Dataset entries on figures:
###

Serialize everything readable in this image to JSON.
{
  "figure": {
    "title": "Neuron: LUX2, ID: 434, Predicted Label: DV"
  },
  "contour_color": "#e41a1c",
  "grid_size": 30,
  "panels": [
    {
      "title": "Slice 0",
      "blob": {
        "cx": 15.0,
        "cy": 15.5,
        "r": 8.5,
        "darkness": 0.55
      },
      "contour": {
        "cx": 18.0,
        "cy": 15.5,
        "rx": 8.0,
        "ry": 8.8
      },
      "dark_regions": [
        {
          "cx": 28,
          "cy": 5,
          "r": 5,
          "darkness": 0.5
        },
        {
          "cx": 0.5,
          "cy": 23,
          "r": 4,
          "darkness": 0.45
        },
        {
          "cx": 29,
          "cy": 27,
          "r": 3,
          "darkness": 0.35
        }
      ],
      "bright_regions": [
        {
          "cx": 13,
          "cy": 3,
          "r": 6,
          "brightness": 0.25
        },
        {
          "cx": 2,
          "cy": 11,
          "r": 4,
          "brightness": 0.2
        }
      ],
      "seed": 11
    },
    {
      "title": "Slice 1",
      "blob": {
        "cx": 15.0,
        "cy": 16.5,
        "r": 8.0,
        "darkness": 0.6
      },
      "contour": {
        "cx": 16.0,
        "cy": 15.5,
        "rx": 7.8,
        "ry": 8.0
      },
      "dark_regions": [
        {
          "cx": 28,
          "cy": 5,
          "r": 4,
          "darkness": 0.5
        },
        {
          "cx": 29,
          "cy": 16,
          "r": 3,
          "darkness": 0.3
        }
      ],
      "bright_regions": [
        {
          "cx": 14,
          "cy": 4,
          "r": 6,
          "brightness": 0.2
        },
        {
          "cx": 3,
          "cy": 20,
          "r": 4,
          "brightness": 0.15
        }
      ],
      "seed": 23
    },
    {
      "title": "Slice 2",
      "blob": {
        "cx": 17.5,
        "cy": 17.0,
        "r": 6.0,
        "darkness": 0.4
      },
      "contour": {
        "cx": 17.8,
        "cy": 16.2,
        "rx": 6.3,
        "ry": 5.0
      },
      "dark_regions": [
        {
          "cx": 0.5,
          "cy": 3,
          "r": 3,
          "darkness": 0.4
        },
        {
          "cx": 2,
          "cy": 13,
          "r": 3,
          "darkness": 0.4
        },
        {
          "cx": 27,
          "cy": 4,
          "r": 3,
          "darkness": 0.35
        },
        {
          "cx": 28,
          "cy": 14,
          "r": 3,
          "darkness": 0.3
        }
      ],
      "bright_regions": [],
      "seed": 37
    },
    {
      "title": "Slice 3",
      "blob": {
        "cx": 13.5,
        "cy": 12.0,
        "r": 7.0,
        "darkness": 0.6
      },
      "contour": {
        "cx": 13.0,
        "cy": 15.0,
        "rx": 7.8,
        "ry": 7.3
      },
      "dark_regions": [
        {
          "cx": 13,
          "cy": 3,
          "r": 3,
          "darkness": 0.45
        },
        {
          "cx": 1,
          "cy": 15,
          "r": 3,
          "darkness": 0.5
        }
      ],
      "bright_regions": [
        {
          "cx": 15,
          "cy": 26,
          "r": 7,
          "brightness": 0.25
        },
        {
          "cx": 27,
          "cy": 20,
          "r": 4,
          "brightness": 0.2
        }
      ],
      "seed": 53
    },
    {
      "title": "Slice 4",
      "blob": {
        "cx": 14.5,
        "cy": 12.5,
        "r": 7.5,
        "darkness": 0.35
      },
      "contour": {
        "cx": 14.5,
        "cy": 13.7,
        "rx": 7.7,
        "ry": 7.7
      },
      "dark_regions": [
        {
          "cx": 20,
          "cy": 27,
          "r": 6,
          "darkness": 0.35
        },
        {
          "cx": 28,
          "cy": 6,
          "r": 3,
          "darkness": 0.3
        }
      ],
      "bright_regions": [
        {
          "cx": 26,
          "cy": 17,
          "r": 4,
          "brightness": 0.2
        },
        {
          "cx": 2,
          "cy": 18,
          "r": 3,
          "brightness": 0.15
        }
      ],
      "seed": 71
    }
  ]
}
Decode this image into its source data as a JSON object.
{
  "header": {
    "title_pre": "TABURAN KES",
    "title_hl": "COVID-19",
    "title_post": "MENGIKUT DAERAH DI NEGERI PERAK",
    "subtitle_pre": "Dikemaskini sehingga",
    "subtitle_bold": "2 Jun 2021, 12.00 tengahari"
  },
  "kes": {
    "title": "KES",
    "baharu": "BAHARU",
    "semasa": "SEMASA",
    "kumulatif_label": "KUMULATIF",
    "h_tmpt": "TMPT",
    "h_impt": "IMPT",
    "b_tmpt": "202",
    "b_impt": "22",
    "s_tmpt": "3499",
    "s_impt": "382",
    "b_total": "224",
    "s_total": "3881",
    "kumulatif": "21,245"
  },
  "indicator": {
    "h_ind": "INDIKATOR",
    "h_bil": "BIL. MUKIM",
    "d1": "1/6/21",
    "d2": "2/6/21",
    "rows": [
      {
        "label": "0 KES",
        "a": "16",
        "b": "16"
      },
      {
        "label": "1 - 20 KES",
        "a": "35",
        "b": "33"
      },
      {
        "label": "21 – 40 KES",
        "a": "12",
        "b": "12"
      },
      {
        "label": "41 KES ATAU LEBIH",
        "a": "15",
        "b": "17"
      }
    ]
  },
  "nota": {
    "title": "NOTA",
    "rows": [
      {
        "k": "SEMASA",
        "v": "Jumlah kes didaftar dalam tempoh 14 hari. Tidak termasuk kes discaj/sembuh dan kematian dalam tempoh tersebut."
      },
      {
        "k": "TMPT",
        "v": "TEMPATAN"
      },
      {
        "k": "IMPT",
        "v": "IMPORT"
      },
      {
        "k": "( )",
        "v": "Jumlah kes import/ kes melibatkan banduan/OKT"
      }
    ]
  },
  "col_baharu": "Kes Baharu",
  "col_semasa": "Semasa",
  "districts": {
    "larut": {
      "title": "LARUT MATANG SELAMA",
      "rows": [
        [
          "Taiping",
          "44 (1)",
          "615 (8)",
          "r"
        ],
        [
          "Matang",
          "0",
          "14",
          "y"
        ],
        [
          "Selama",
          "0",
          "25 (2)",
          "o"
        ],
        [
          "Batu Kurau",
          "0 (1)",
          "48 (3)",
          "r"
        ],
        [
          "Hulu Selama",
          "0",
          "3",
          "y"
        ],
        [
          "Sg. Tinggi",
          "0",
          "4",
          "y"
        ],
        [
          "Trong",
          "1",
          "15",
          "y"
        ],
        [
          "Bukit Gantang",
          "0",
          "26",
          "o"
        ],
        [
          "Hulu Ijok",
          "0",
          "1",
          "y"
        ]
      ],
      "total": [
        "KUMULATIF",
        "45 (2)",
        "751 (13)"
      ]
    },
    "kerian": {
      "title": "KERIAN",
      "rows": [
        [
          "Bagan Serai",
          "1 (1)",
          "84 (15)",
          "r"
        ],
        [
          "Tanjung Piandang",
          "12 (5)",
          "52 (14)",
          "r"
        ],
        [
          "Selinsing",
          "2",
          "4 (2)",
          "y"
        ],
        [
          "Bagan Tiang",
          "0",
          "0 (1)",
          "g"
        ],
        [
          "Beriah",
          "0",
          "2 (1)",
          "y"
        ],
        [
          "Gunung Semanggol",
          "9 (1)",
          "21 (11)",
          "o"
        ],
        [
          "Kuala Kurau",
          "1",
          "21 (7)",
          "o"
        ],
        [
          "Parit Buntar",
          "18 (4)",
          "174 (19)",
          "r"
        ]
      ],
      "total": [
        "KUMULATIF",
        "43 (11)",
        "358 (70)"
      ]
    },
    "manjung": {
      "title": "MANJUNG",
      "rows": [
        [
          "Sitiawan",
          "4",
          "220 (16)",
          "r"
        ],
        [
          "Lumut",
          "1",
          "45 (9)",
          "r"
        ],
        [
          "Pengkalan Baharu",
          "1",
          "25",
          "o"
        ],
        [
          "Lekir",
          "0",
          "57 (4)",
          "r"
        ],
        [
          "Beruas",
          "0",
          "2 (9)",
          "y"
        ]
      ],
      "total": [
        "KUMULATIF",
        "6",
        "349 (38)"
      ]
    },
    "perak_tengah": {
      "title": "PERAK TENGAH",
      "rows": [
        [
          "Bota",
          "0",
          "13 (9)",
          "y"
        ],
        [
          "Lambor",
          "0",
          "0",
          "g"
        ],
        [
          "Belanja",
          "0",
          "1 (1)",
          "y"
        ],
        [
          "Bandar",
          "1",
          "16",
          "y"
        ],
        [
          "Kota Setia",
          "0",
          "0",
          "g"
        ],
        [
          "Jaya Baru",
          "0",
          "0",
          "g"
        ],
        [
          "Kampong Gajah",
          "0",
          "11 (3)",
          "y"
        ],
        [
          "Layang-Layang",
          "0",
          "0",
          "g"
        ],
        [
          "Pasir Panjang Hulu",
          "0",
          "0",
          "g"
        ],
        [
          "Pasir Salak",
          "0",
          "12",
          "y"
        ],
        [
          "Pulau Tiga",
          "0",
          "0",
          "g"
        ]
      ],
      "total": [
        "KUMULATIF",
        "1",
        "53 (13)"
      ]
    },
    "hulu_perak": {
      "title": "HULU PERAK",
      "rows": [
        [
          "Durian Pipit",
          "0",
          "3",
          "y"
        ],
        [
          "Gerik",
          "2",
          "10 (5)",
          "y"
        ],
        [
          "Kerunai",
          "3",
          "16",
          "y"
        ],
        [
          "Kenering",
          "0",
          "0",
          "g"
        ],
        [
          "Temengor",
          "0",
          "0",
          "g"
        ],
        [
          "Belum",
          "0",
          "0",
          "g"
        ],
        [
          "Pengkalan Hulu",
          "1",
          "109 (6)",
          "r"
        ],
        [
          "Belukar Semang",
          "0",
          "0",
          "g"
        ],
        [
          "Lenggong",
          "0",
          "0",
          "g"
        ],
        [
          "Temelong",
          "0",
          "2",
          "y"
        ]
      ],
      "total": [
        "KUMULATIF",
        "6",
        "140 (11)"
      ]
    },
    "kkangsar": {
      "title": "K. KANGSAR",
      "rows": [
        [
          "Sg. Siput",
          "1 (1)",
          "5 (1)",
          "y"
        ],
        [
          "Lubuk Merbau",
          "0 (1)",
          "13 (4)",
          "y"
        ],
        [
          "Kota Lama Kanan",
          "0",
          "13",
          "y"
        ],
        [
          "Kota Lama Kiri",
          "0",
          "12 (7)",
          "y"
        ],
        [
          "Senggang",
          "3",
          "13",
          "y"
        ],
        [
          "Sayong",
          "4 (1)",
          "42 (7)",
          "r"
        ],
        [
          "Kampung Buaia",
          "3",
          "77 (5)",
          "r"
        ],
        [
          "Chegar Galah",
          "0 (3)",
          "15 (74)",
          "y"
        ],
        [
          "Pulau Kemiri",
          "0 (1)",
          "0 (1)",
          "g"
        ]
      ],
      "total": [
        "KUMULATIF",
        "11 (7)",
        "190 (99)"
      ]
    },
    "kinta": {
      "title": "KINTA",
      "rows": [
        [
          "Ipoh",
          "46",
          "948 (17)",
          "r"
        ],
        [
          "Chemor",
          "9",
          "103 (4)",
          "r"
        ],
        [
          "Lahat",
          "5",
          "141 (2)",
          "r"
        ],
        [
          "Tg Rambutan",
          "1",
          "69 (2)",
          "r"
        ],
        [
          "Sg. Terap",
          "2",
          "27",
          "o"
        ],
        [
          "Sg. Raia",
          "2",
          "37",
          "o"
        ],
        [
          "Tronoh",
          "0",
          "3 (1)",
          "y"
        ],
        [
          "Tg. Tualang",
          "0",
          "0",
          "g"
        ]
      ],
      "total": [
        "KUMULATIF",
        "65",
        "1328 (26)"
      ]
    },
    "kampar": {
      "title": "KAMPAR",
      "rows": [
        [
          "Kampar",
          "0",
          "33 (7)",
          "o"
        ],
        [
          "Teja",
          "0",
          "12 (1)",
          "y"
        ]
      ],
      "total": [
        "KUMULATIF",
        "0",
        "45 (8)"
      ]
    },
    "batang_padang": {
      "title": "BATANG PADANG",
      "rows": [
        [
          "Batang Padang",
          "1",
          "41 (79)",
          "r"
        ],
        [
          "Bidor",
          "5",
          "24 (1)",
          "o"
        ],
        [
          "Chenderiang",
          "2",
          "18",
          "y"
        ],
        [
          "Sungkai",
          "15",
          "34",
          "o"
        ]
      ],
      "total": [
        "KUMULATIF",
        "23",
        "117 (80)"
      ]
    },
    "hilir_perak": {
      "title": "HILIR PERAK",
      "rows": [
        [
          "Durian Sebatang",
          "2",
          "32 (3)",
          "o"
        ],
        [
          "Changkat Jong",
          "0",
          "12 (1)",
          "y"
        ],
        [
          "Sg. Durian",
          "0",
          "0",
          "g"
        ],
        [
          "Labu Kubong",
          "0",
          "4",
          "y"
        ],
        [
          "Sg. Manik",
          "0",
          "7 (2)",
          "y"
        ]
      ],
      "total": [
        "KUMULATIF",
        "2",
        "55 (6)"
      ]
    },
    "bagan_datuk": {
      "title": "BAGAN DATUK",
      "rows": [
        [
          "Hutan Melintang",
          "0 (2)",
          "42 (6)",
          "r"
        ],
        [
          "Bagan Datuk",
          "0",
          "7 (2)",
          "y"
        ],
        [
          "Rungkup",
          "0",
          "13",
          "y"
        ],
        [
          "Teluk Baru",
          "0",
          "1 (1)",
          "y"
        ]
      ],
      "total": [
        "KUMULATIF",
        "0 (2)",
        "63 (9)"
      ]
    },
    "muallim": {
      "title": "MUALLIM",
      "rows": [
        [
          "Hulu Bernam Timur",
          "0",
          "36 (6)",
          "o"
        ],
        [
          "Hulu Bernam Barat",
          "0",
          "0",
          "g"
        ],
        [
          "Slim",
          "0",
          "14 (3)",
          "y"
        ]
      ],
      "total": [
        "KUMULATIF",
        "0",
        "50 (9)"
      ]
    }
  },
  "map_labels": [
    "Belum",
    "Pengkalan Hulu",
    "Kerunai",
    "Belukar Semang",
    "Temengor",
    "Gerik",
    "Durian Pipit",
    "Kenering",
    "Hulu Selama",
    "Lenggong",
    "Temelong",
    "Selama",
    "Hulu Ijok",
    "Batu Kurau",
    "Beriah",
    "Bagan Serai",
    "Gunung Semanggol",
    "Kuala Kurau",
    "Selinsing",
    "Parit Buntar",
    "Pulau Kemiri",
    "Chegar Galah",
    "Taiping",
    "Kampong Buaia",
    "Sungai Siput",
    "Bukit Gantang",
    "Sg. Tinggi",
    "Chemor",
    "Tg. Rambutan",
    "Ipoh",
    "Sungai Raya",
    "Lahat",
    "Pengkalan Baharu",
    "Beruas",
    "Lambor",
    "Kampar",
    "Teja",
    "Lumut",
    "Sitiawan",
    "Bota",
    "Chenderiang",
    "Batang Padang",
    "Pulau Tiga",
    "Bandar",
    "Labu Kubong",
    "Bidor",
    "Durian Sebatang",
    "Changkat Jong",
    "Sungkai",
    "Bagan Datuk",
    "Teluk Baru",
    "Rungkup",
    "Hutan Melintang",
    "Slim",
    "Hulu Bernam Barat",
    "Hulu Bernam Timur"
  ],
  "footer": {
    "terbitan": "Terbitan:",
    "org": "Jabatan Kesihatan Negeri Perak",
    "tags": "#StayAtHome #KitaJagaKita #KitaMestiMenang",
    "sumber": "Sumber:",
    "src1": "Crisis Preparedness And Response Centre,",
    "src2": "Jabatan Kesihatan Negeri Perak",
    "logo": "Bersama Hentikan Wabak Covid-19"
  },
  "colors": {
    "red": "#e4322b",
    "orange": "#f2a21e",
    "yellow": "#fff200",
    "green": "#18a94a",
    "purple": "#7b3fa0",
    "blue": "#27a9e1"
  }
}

###

TASK REQUIREMENTS = Set out every line from the material that contains the string "Jumlah".

OUTPUT OF THE TASK =
        "v": "Jumlah kes didaftar dalam tempoh 14 hari. Tidak termasuk kes discaj/sembuh dan kematian dalam tempoh tersebut."
        "v": "Jumlah kes import/ kes melibatkan banduan/OKT"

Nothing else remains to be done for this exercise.